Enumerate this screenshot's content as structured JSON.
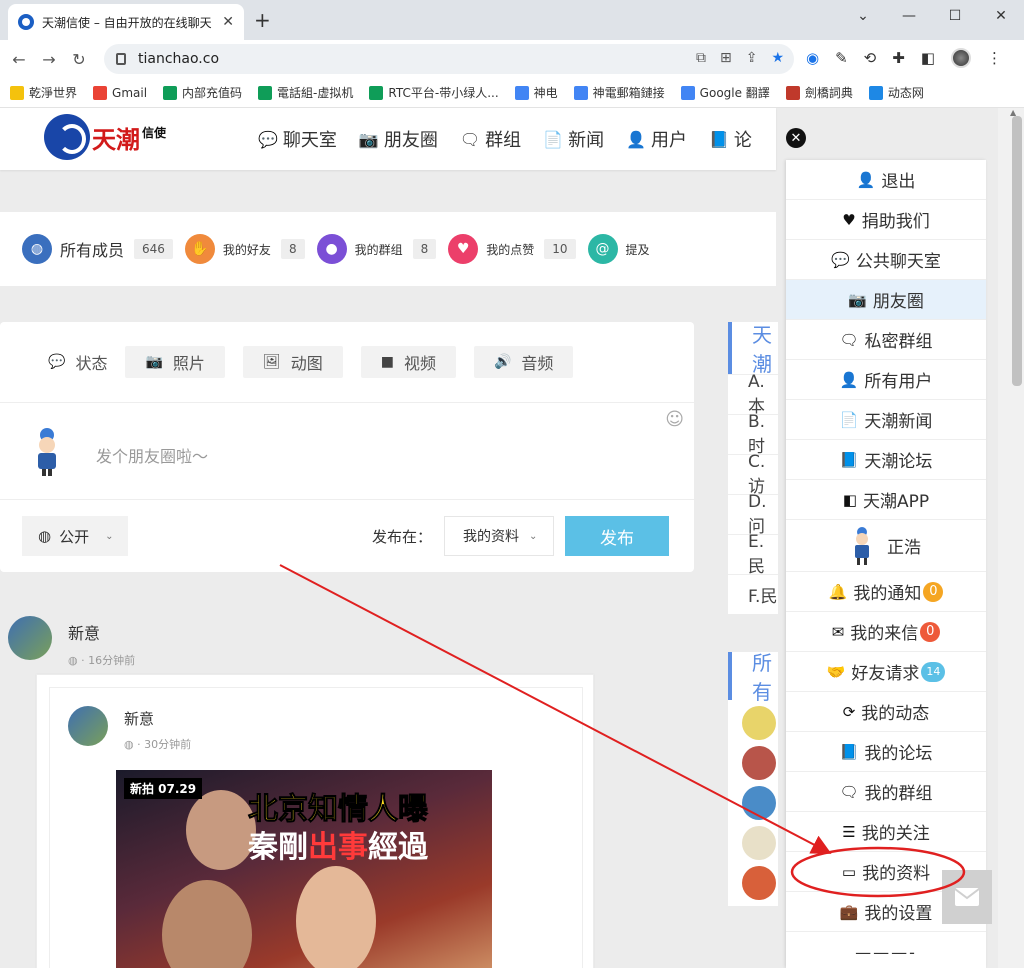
{
  "browser": {
    "tab_title": "天潮信使 – 自由开放的在线聊天",
    "url": "tianchao.co",
    "window_controls": [
      "⌄",
      "—",
      "☐",
      "✕"
    ],
    "bookmarks": [
      {
        "label": "乾淨世界",
        "color": "#f4c20d"
      },
      {
        "label": "Gmail",
        "color": "#ea4335"
      },
      {
        "label": "内部充值码",
        "color": "#0f9d58"
      },
      {
        "label": "電話組-虚拟机",
        "color": "#0f9d58"
      },
      {
        "label": "RTC平台-带小绿人...",
        "color": "#0f9d58"
      },
      {
        "label": "神电",
        "color": "#4285f4"
      },
      {
        "label": "神電郵箱鏈接",
        "color": "#4285f4"
      },
      {
        "label": "Google 翻譯",
        "color": "#4285f4"
      },
      {
        "label": "劍橋詞典",
        "color": "#c0392b"
      },
      {
        "label": "动态网",
        "color": "#1e88e5"
      }
    ]
  },
  "site": {
    "logo_text": "天潮",
    "logo_sub": "信使",
    "nav": [
      {
        "icon": "chat-icon",
        "glyph": "💬",
        "label": "聊天室"
      },
      {
        "icon": "camera-icon",
        "glyph": "📷",
        "label": "朋友圈"
      },
      {
        "icon": "group-chat-icon",
        "glyph": "🗨",
        "label": "群组"
      },
      {
        "icon": "news-icon",
        "glyph": "📄",
        "label": "新闻"
      },
      {
        "icon": "add-user-icon",
        "glyph": "👤",
        "label": "用户"
      },
      {
        "icon": "forum-icon",
        "glyph": "📘",
        "label": "论"
      }
    ]
  },
  "stats": [
    {
      "label": "所有成员",
      "count": "646",
      "color": "#3a6fbe",
      "glyph": "◍",
      "icon": "globe-icon"
    },
    {
      "label": "我的好友",
      "count": "8",
      "color": "#f08a3c",
      "glyph": "✋",
      "icon": "handshake-icon"
    },
    {
      "label": "我的群组",
      "count": "8",
      "color": "#7b4fd6",
      "glyph": "●",
      "icon": "users-icon"
    },
    {
      "label": "我的点赞",
      "count": "10",
      "color": "#ec3f6a",
      "glyph": "♥",
      "icon": "heart-icon"
    },
    {
      "label": "提及",
      "count": "",
      "color": "#2cb7a5",
      "glyph": "@",
      "icon": "at-icon"
    }
  ],
  "composer": {
    "tabs": [
      {
        "label": "状态",
        "icon": "status-icon",
        "glyph": "💬"
      },
      {
        "label": "照片",
        "icon": "photo-icon",
        "glyph": "📷"
      },
      {
        "label": "动图",
        "icon": "gif-icon",
        "glyph": "🖼"
      },
      {
        "label": "视频",
        "icon": "video-icon",
        "glyph": "■"
      },
      {
        "label": "音频",
        "icon": "audio-icon",
        "glyph": "🔊"
      }
    ],
    "placeholder": "发个朋友圈啦～",
    "privacy": "公开",
    "publish_at_label": "发布在：",
    "target": "我的资料",
    "publish_button": "发布"
  },
  "sidebar": {
    "widget1_title": "天潮",
    "widget1_rows": [
      "A.本",
      "B.时",
      "C.访",
      "D.问",
      "E.民",
      "F.民"
    ],
    "widget2_title": "所有"
  },
  "feed": {
    "author": "新意",
    "time": "16分钟前",
    "shared_author": "新意",
    "shared_time": "30分钟前",
    "thumb_badge": "新拍 07.29",
    "thumb_line1": "北京知情人曝",
    "thumb_line2_a": "秦剛",
    "thumb_line2_b": "出事",
    "thumb_line2_c": "經過"
  },
  "menu": {
    "items": [
      {
        "label": "退出",
        "icon": "user-icon",
        "glyph": "👤"
      },
      {
        "label": "捐助我们",
        "icon": "heart-icon",
        "glyph": "♥"
      },
      {
        "label": "公共聊天室",
        "icon": "chat-icon",
        "glyph": "💬"
      },
      {
        "label": "朋友圈",
        "icon": "camera-icon",
        "glyph": "📷",
        "active": true
      },
      {
        "label": "私密群组",
        "icon": "group-chat-icon",
        "glyph": "🗨"
      },
      {
        "label": "所有用户",
        "icon": "add-user-icon",
        "glyph": "👤"
      },
      {
        "label": "天潮新闻",
        "icon": "news-icon",
        "glyph": "📄"
      },
      {
        "label": "天潮论坛",
        "icon": "forum-icon",
        "glyph": "📘"
      },
      {
        "label": "天潮APP",
        "icon": "app-icon",
        "glyph": "◧"
      }
    ],
    "user_name": "正浩",
    "user_items": [
      {
        "label": "我的通知",
        "icon": "bell-icon",
        "glyph": "🔔",
        "badge": "0",
        "badge_color": "#f5a623"
      },
      {
        "label": "我的来信",
        "icon": "envelope-icon",
        "glyph": "✉",
        "badge": "0",
        "badge_color": "#ee5a3a"
      },
      {
        "label": "好友请求",
        "icon": "handshake-icon",
        "glyph": "🤝",
        "badge": "14",
        "badge_color": "#5bc0e6"
      },
      {
        "label": "我的动态",
        "icon": "refresh-icon",
        "glyph": "⟳"
      },
      {
        "label": "我的论坛",
        "icon": "forum-icon",
        "glyph": "📘"
      },
      {
        "label": "我的群组",
        "icon": "group-chat-icon",
        "glyph": "🗨"
      },
      {
        "label": "我的关注",
        "icon": "rss-icon",
        "glyph": "☰"
      },
      {
        "label": "我的资料",
        "icon": "id-card-icon",
        "glyph": "▭"
      },
      {
        "label": "我的设置",
        "icon": "briefcase-icon",
        "glyph": "💼"
      }
    ],
    "more": "———-"
  },
  "annotation": {
    "color": "#e02020"
  }
}
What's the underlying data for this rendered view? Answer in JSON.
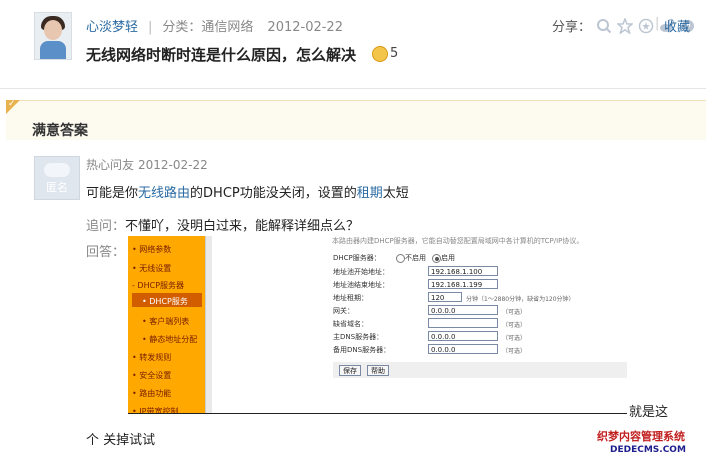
{
  "question": {
    "user": "心淡梦轻",
    "category_label": "分类：通信网络",
    "date": "2012-02-22",
    "title": "无线网络时断时连是什么原因，怎么解决",
    "reward": "5",
    "share_label": "分享：",
    "favorite_label": "收藏"
  },
  "best_answer": {
    "heading": "满意答案",
    "avatar_label": "匿名",
    "author": "热心问友",
    "date": "2012-02-22",
    "text_pre": "可能是你",
    "link1": "无线路由",
    "text_mid": "的DHCP功能没关闭，设置的",
    "link2": "租期",
    "text_post": "太短",
    "followup_q_label": "追问：",
    "followup_q": "不懂吖，没明白过来，能解释详细点么？",
    "followup_a_label": "回答：",
    "caption": "就是这",
    "last_line": "个  关掉试试"
  },
  "screenshot": {
    "top_text": "本路由器内建DHCP服务器，它能自动替您配置局域网中各计算机的TCP/IP协议。",
    "nav": [
      "• 网络参数",
      "• 无线设置",
      "- DHCP服务器",
      "• DHCP服务",
      "• 客户端列表",
      "• 静态地址分配",
      "• 转发规则",
      "• 安全设置",
      "• 路由功能",
      "• IP带宽控制"
    ],
    "fields": {
      "dhcp_server": "DHCP服务器：",
      "disable": "不启用",
      "enable": "启用",
      "pool_start_label": "地址池开始地址：",
      "pool_start": "192.168.1.100",
      "pool_end_label": "地址池结束地址：",
      "pool_end": "192.168.1.199",
      "lease_label": "地址租期：",
      "lease": "120",
      "lease_hint": "分钟（1～2880分钟，缺省为120分钟）",
      "gateway_label": "网关：",
      "gateway": "0.0.0.0",
      "domain_label": "缺省域名：",
      "dns1_label": "主DNS服务器：",
      "dns1": "0.0.0.0",
      "dns2_label": "备用DNS服务器：",
      "dns2": "0.0.0.0",
      "optional": "（可选）",
      "save": "保存",
      "help": "帮助"
    }
  },
  "watermark": {
    "line1": "织梦内容管理系统",
    "line2": "DEDECMS.COM"
  },
  "colors": {
    "link": "#2b6ba3",
    "nav_orange": "#ffa800",
    "reward_coin": "#f3c64b"
  }
}
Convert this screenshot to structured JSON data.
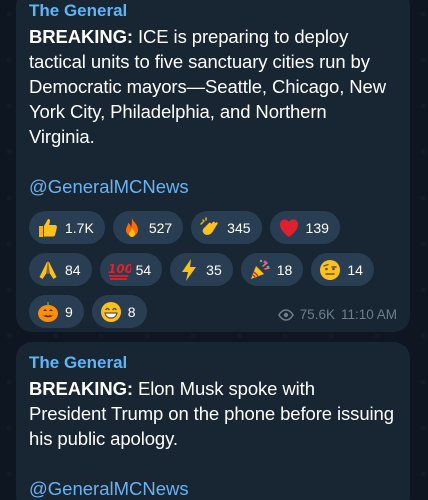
{
  "posts": [
    {
      "sender": "The General",
      "bold_prefix": "BREAKING:",
      "body": " ICE is preparing to deploy tactical units to five sanctuary cities run by Democratic mayors—Seattle, Chicago, New York City, Philadelphia, and Northern Virginia.",
      "link": "@GeneralMCNews",
      "reactions": [
        {
          "icon": "thumbs-up-icon",
          "count": "1.7K"
        },
        {
          "icon": "fire-icon",
          "count": "527"
        },
        {
          "icon": "clapping-hands-icon",
          "count": "345"
        },
        {
          "icon": "red-heart-icon",
          "count": "139"
        },
        {
          "icon": "folded-hands-icon",
          "count": "84"
        },
        {
          "icon": "hundred-points-icon",
          "count": "54"
        },
        {
          "icon": "lightning-icon",
          "count": "35"
        },
        {
          "icon": "party-popper-icon",
          "count": "18"
        },
        {
          "icon": "raised-eyebrow-face-icon",
          "count": "14"
        },
        {
          "icon": "jack-o-lantern-icon",
          "count": "9"
        },
        {
          "icon": "grinning-face-icon",
          "count": "8"
        }
      ],
      "views": "75.6K",
      "time": "11:10 AM"
    },
    {
      "sender": "The General",
      "bold_prefix": "BREAKING:",
      "body": " Elon Musk spoke with President Trump on the phone before issuing his public apology.",
      "link": "@GeneralMCNews"
    }
  ]
}
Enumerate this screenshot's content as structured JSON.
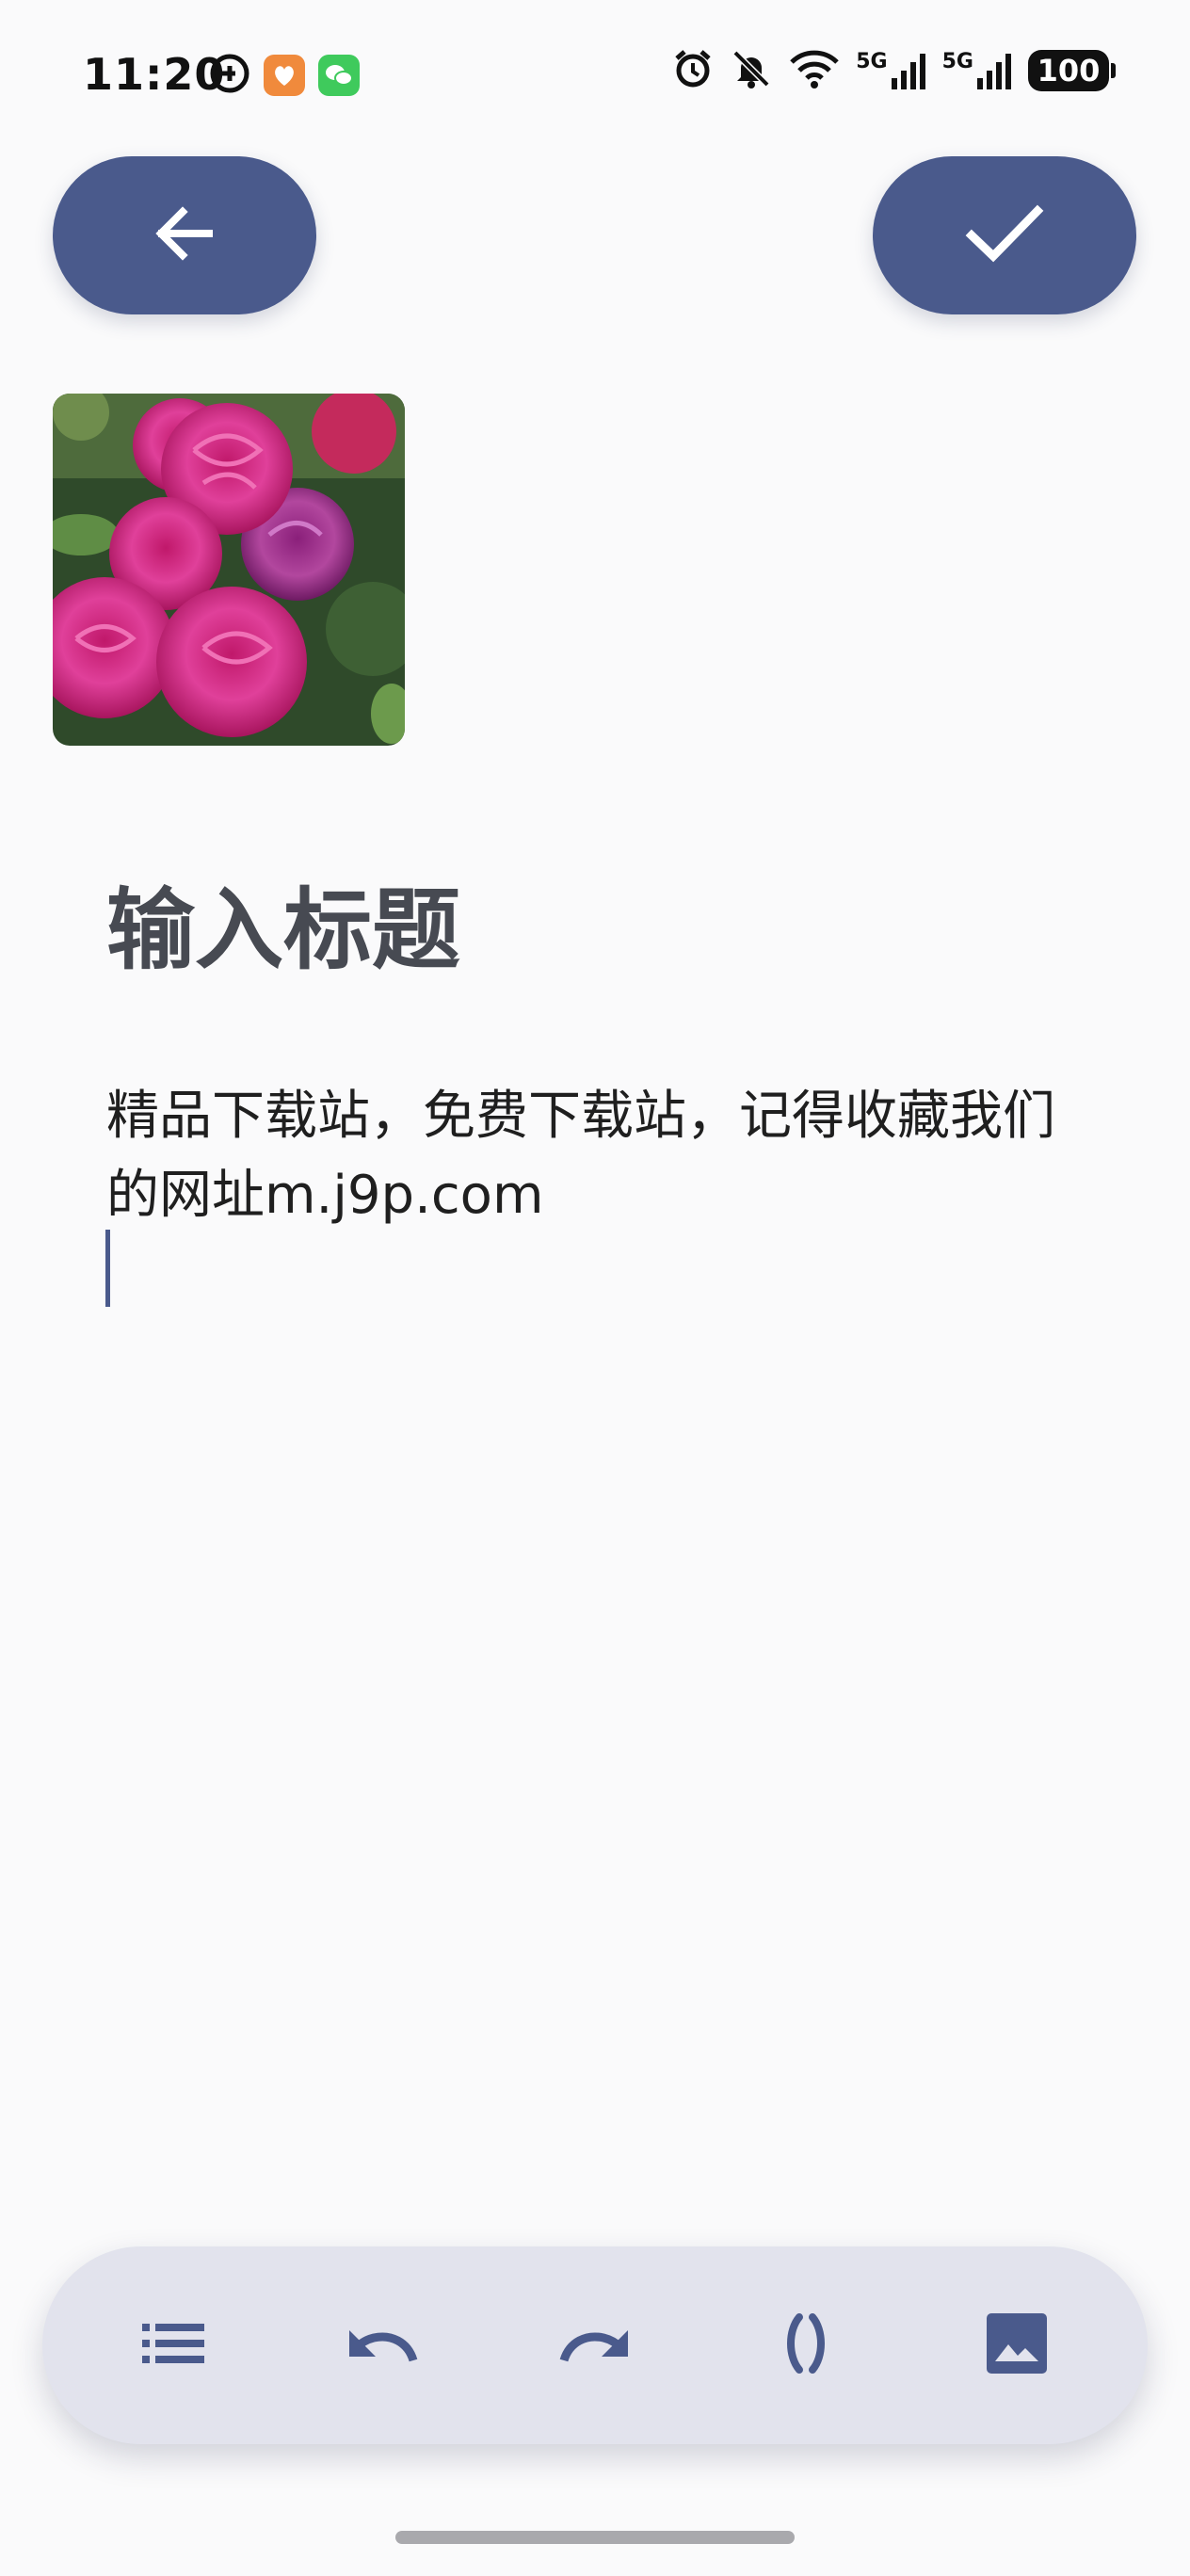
◆ ◆ ◆ ◆ ◆
Filter the entries down to the lines with the word "GeneralMCNews" in them.

      "link": "@GeneralMCNews",
      "link": "@GeneralMCNews"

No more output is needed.